**BRIEF 1**. In the rows below, copy the stretch from the line containing "y-tick-label: 1,500,000 bbox=[134, 605, 272, 640]" through the line containing "legend-label: 19/20 bbox=[1284, 516, 1362, 551]", both lines included, reproducing each line without alteration.

**TEXT PROVIDED**.
He was one of 9 children, born in a tall stone farmhouse that still stands in view west of Route 29 (pro shop of Columbia golf course now).  His own farm was on the southeast, in sight of that stone house.  Really interesting is that he had a sister named Edith Clarke (just google that name), born 1883.  She was the first woman ever to get a degree in electrical engineering from MIT, by way of persuading her employer, General Electric, to promote her into the then all-male position of electrical engineer (vs "computer," the place for women at that time).  She devised practical methods to analyze the instabilities in long-distance 3-phase high-voltage power lines.  One of those just happened to be the long-distance electrification of the Pennsylvania railroad, begun in the 1920's and completed in the 1930's.

One of the issues was the short circuit currents that could flow.  The rails were the return path, and on a 4-track railroad capacitance between the rails affected the extent to which parallel tracks would become part of this path, not to mention the effect on signals.  Her book, "Circuit Analysis of A-C Power Systems," has a couple of pages in its appendix about this.  (That also saps the strength of the DCS signal... so there's an application to model railroads as well.)

Even so, I was astonished to read last week that Howard County is apparently becoming the Silicon Valley of the East.  Still, Williams and MTH are (or were) there, years before.  

--Frank

Last edited by F Maguire

Both my grandparents were coal miners in Western PA. In researching my family genealogy for 1910 US Census, my paternal grandparents had 18 people living in their home with a double hole outhouse. Almost all were miners from Croatia. Redonion was the nickname of the town where they lived and where I was raised. Perhaps the best website for Western PA coal mine info is at http://patheoldminer.rootsweb.ancestry.com/

My Grandfather Ira Edward Tice worked at High Shaft Cole Company Steubenville Ohio.

Born Feb.14,1897died Aug.9,1948 at Edwin Shaw Sanatorium, Lakemore Ohio.

 I never met my Grandpa because I was born in 1949,but my Dad William Edward Tice told me he worked in a cole mine.

He only lived 52 years and passed away with TB.

His picture can be found on find a grave.com. I cannot imagine how it was to work in a cole mine. Along with all the other miners in our country and Industrial workers ,These miners helped build our country with the energy produced. Thank You .

 

          David Edward Tice  Tallmadge Ohio

I work on the other end.  I work at coal fired power plants.   One of my first coal related jobs was to do a structural inspectionof an unloading pit. (I was cleaning off the corrosion and put a chipping hammer right through a steel beam -inspection over!) Watching the cars get unloaded is something to see. Once positioned,  a bottom dump car can fully discharge 110 tons in about 14 seconds.  Rotary dumps are neat but I haven't got to watch one up close. 

For the past 6 yrs I have been directing repairs and tuning coal pulverizers all over the country.  I am most definitely a friend of coal - its the basis of my livelihood! 

If you search "coal mining" on You Tube, you'll find a lot of film clips. There's a good modern one of Bailey Mine longwalling, as well as some neat old Bureau of Mines footage of mining in different eras.

 

No two regions mine in exactly the same way, so look for your area. There are different traditions, different equipment, even different superstitions. Also, no two seams are exactly alike, even in bituminous regions. The Pittsburgh #8 is almost six feet thick in most minable spots, while some seams are four feet or less and the ones down in the Billion Dollar Coalfield in southern WV are really thick and tall (and hard to manage.)

[Boxed element entries]
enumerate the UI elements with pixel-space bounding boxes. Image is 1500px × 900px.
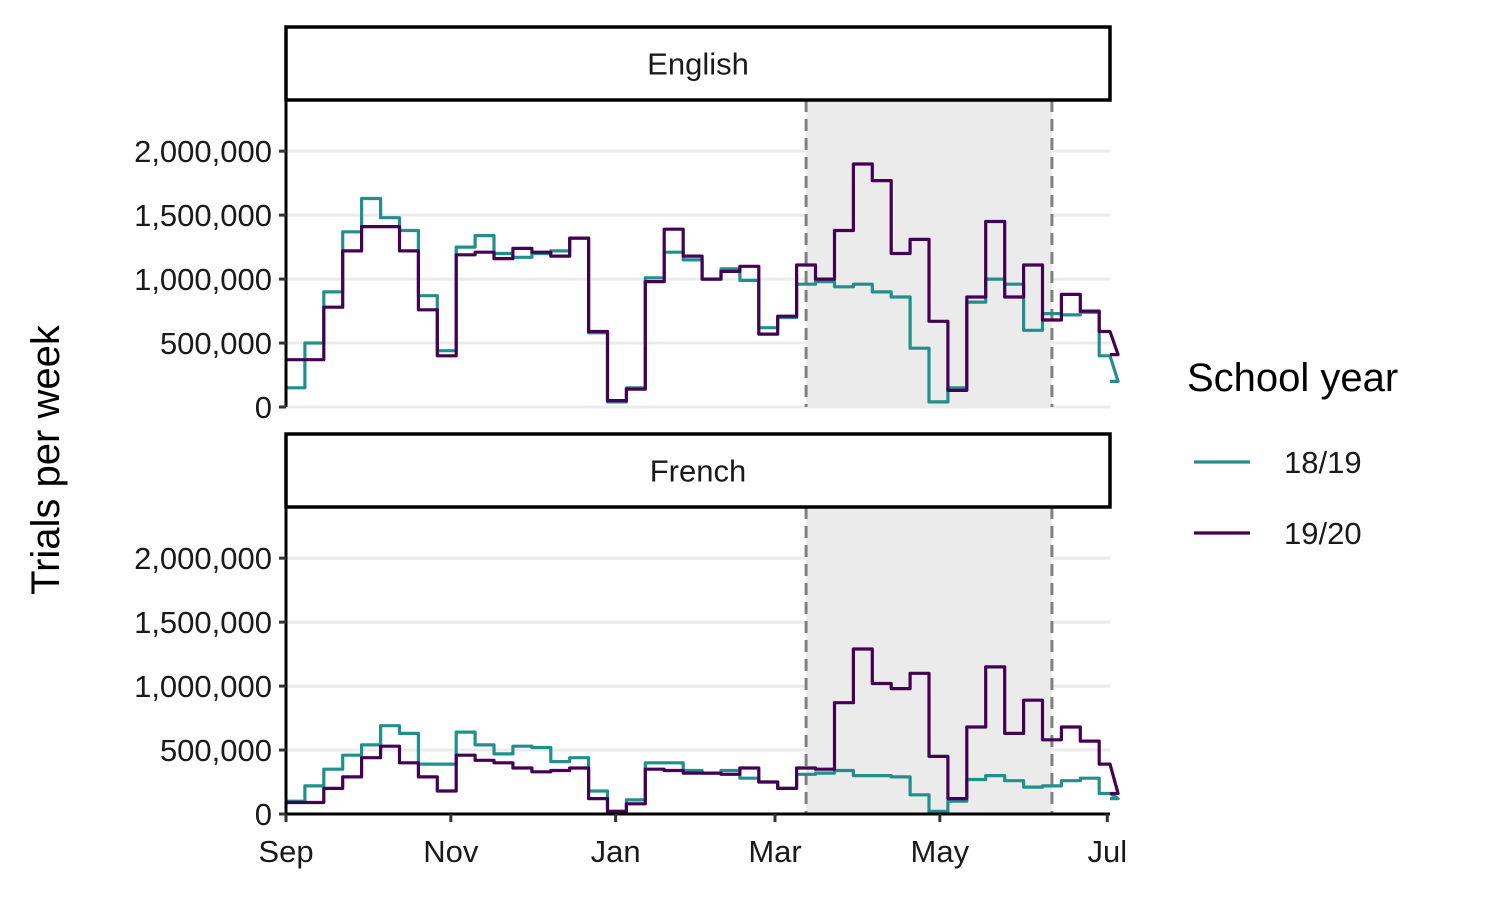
y-tick-label: 1,500,000 bbox=[134, 605, 272, 640]
panel-french: French 0 500,000 1,000,000 1,500,000 2,000,00… bbox=[134, 432, 1120, 832]
legend: School year 18/19 19/20 bbox=[1187, 356, 1398, 551]
y-tick-label: 2,000,000 bbox=[134, 134, 272, 169]
y-axis-title: Trials per week bbox=[24, 324, 68, 595]
panel-english: English 0 500,000 1,000,000 1,500,000 2,000,0… bbox=[134, 25, 1120, 425]
x-tick-label: Nov bbox=[423, 834, 479, 869]
legend-items: 18/19 19/20 bbox=[1194, 445, 1362, 551]
x-tick-label: Sep bbox=[258, 834, 313, 869]
facet-strip bbox=[284, 25, 1112, 102]
y-tick-label: 500,000 bbox=[160, 326, 272, 361]
y-tick-label: 0 bbox=[255, 390, 272, 425]
x-axis: Sep Nov Jan Mar May Jul bbox=[258, 812, 1128, 869]
shaded-period bbox=[806, 507, 1052, 814]
x-tick-label: May bbox=[911, 834, 970, 869]
y-tick-label: 2,000,000 bbox=[134, 541, 272, 576]
legend-label: 18/19 bbox=[1284, 445, 1362, 480]
x-tick-label: Jan bbox=[591, 834, 641, 869]
y-tick-label: 1,500,000 bbox=[134, 198, 272, 233]
y-tick-label: 500,000 bbox=[160, 733, 272, 768]
legend-label: 19/20 bbox=[1284, 516, 1362, 551]
y-tick-label: 1,000,000 bbox=[134, 669, 272, 704]
x-tick-label: Mar bbox=[748, 834, 801, 869]
series-line-19-20 bbox=[286, 162, 1120, 403]
facet-label: English bbox=[647, 47, 749, 82]
x-tick-label: Jul bbox=[1088, 834, 1128, 869]
y-tick-label: 1,000,000 bbox=[134, 262, 272, 297]
panels: English 0 500,000 1,000,000 1,500,000 2,000,0… bbox=[134, 25, 1120, 832]
y-tick-label: 0 bbox=[255, 797, 272, 832]
series-line-19-20 bbox=[286, 647, 1120, 814]
legend-title: School year bbox=[1187, 356, 1398, 400]
facet-strip bbox=[284, 432, 1112, 509]
facet-label: French bbox=[650, 454, 746, 489]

**BRIEF 2**. Translate the following sentence from the text on coal and railroads into Spanish: "She devised practical methods to analyze the instabilities in long-distance 3-phase high-voltage power lines."

**COMPLETE ANSWER 1**.
y-tick-label: 1,500,000 bbox=[134, 605, 272, 640]
panel-french: French 0 500,000 1,000,000 1,500,000 2,000,00… bbox=[134, 432, 1120, 832]
legend: School year 18/19 19/20 bbox=[1187, 356, 1398, 551]
y-tick-label: 2,000,000 bbox=[134, 134, 272, 169]
y-axis-title: Trials per week bbox=[24, 324, 68, 595]
panel-english: English 0 500,000 1,000,000 1,500,000 2,000,0… bbox=[134, 25, 1120, 425]
x-tick-label: Nov bbox=[423, 834, 479, 869]
legend-items: 18/19 19/20 bbox=[1194, 445, 1362, 551]
x-tick-label: Sep bbox=[258, 834, 313, 869]
facet-strip bbox=[284, 25, 1112, 102]
y-tick-label: 500,000 bbox=[160, 326, 272, 361]
y-tick-label: 0 bbox=[255, 390, 272, 425]
x-axis: Sep Nov Jan Mar May Jul bbox=[258, 812, 1128, 869]
shaded-period bbox=[806, 507, 1052, 814]
x-tick-label: May bbox=[911, 834, 970, 869]
y-tick-label: 2,000,000 bbox=[134, 541, 272, 576]
legend-label: 18/19 bbox=[1284, 445, 1362, 480]
x-tick-label: Jan bbox=[591, 834, 641, 869]
y-tick-label: 1,500,000 bbox=[134, 198, 272, 233]
y-tick-label: 500,000 bbox=[160, 733, 272, 768]
legend-label: 19/20 bbox=[1284, 516, 1362, 551]

**COMPLETE ANSWER 2**. Ella ideó métodos prácticos para analizar las inestabilidades en las líneas eléctricas trifásicas de alta tensión y larga distancia.